**Source records**
>> BEGIN

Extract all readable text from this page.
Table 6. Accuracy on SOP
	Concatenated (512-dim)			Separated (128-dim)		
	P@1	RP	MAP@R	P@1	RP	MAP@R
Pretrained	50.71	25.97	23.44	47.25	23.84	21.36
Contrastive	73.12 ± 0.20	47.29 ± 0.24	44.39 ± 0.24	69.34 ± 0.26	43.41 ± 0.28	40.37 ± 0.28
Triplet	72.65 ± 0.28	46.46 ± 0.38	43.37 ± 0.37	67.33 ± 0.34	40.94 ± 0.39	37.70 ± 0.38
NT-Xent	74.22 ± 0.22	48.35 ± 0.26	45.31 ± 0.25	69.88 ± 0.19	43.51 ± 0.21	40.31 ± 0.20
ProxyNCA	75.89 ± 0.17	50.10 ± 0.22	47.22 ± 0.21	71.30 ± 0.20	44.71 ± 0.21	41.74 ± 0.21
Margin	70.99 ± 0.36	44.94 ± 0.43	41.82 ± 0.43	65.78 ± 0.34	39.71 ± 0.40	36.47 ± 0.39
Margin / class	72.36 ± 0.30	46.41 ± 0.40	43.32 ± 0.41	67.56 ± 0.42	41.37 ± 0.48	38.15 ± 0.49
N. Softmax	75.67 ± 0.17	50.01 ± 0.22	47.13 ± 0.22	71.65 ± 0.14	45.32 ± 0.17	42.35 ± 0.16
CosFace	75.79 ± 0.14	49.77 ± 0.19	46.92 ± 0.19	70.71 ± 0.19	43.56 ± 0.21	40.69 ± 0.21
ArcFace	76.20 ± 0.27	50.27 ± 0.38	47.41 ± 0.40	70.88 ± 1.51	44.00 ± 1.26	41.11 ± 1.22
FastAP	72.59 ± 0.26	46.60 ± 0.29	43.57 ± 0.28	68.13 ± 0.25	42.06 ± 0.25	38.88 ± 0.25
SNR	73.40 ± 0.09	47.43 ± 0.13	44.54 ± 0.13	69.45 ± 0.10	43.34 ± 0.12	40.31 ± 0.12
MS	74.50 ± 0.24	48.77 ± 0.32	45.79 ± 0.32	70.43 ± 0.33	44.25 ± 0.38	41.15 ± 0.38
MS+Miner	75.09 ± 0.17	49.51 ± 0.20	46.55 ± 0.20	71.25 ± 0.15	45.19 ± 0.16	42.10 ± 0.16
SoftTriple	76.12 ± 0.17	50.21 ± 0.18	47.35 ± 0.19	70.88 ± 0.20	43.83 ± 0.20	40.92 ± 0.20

>> END

**Work instructions**
Extract every line from the records above that contains the word "Margin".

**Answer below**
Margin	70.99 ± 0.36	44.94 ± 0.43	41.82 ± 0.43	65.78 ± 0.34	39.71 ± 0.40	36.47 ± 0.39
Margin / class	72.36 ± 0.30	46.41 ± 0.40	43.32 ± 0.41	67.56 ± 0.42	41.37 ± 0.48	38.15 ± 0.49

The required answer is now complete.